• **WHAT YOU NEED TO DO**:
Pick out every line in the data below that holds "this".

[start]

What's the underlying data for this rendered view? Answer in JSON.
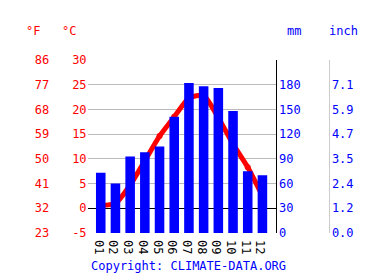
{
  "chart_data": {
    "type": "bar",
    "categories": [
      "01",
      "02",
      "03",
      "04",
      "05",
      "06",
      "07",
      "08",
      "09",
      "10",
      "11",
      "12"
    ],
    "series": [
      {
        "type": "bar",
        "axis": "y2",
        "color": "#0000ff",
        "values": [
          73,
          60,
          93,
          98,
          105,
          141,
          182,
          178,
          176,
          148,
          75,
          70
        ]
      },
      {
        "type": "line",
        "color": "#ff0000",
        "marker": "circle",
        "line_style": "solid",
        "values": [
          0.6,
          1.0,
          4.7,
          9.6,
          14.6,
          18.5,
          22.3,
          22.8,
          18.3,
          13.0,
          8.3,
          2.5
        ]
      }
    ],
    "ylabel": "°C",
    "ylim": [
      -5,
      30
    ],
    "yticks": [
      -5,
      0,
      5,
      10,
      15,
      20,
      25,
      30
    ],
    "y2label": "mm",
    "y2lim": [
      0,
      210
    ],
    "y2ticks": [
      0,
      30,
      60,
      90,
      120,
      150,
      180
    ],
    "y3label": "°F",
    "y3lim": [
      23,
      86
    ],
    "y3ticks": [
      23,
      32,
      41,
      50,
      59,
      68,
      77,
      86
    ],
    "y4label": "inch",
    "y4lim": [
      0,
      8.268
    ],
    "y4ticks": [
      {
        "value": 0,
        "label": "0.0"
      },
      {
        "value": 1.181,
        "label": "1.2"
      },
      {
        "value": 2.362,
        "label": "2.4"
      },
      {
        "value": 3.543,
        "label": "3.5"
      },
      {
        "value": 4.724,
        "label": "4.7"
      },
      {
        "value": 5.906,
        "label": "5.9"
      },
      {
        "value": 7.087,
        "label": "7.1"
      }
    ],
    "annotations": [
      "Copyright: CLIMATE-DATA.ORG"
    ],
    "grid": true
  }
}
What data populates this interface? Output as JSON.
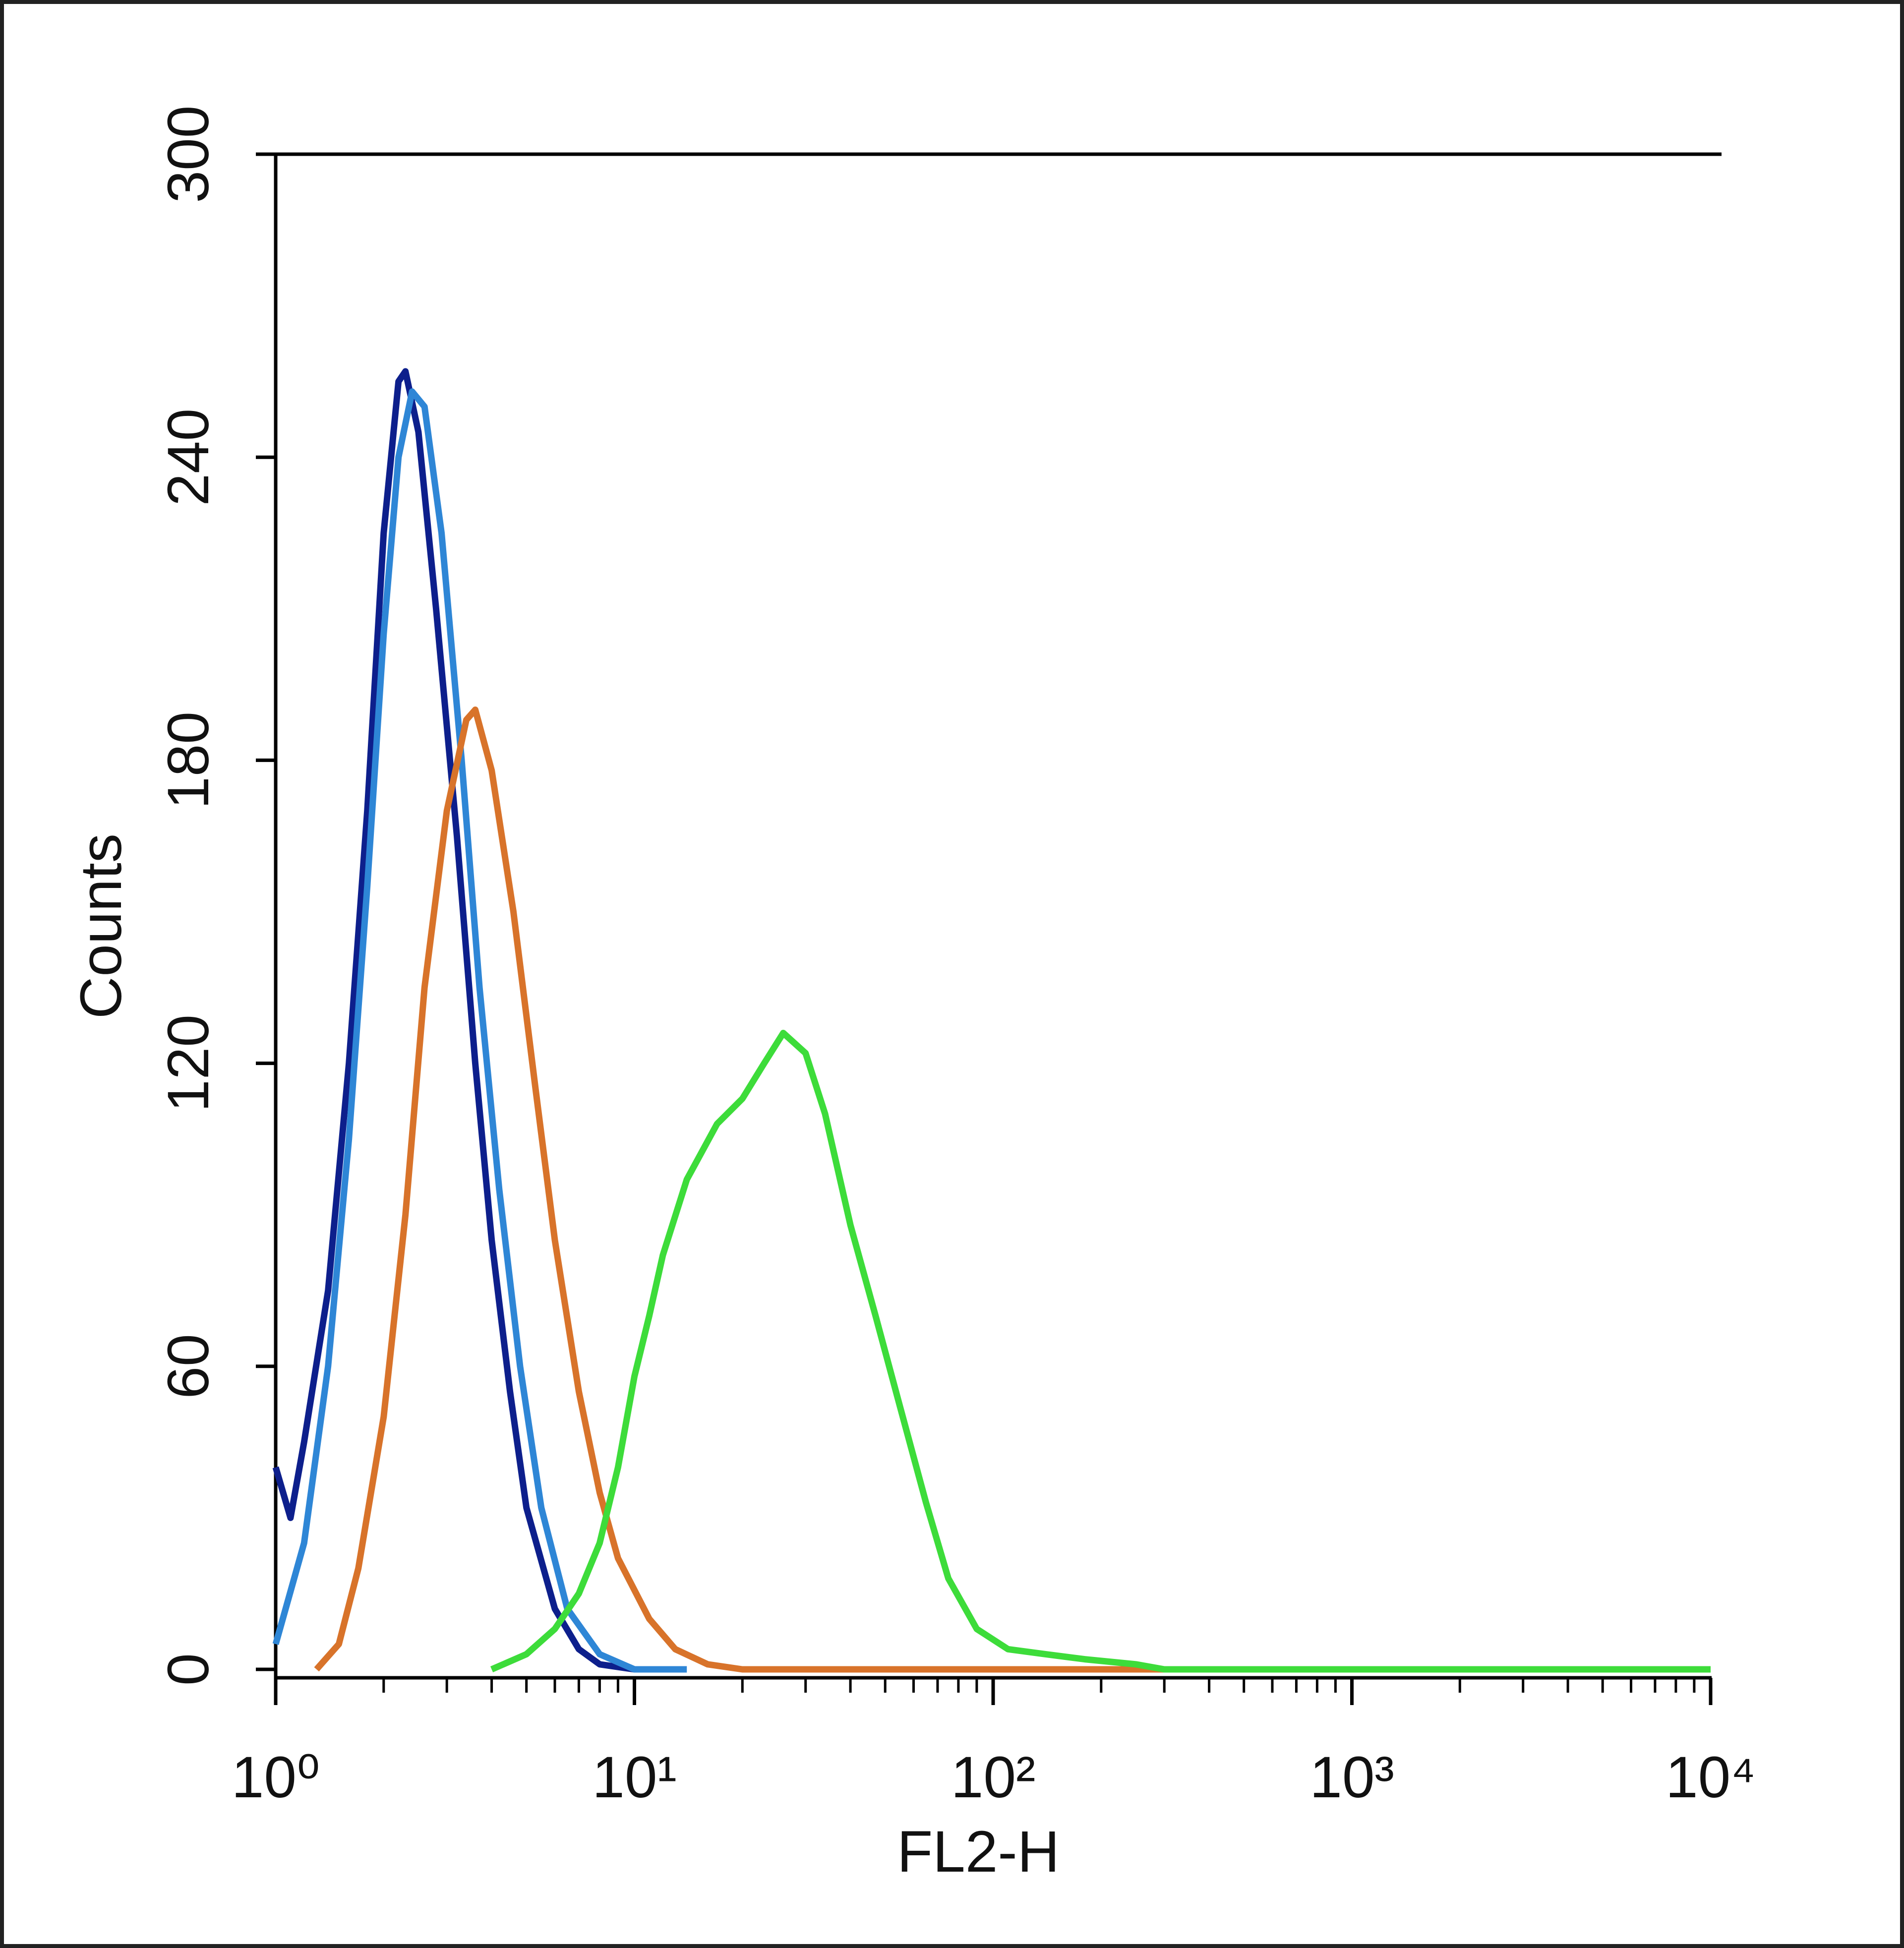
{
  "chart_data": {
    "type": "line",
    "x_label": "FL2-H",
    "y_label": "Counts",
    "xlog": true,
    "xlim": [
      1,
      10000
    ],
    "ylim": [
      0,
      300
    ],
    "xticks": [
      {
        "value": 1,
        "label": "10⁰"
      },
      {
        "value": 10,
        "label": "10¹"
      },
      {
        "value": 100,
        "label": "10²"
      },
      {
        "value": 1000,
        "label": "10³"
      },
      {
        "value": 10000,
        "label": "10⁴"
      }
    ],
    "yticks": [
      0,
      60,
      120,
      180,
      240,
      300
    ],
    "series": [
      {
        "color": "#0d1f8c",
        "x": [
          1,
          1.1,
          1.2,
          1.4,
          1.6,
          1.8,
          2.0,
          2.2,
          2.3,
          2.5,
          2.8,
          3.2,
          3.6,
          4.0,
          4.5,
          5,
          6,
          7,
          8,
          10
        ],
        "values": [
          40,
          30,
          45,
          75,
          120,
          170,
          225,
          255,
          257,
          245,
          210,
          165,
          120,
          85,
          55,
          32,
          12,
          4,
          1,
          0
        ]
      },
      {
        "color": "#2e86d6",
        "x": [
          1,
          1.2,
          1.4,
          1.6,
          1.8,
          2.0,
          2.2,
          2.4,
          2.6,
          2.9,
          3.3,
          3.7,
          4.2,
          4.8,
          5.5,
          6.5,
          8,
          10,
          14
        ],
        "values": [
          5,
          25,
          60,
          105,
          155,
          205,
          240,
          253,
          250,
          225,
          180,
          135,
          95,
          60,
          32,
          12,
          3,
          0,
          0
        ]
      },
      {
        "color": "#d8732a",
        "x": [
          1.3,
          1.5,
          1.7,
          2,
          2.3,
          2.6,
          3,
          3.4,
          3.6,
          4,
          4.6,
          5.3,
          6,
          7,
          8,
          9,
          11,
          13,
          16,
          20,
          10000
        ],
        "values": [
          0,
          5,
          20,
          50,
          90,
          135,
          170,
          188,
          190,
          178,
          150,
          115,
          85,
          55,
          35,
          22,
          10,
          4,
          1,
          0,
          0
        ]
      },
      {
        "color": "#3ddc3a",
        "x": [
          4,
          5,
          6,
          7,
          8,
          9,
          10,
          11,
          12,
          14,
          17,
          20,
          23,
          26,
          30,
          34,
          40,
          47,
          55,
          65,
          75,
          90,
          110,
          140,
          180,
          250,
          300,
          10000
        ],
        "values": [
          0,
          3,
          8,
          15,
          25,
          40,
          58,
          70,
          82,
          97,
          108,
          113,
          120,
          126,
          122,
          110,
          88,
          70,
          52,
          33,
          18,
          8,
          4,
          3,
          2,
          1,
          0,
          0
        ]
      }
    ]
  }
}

[end]

• **FULL OUTPUT**:
What's the underlying data for this rendered view? Answer in JSON.
What data populates this interface? Output as JSON.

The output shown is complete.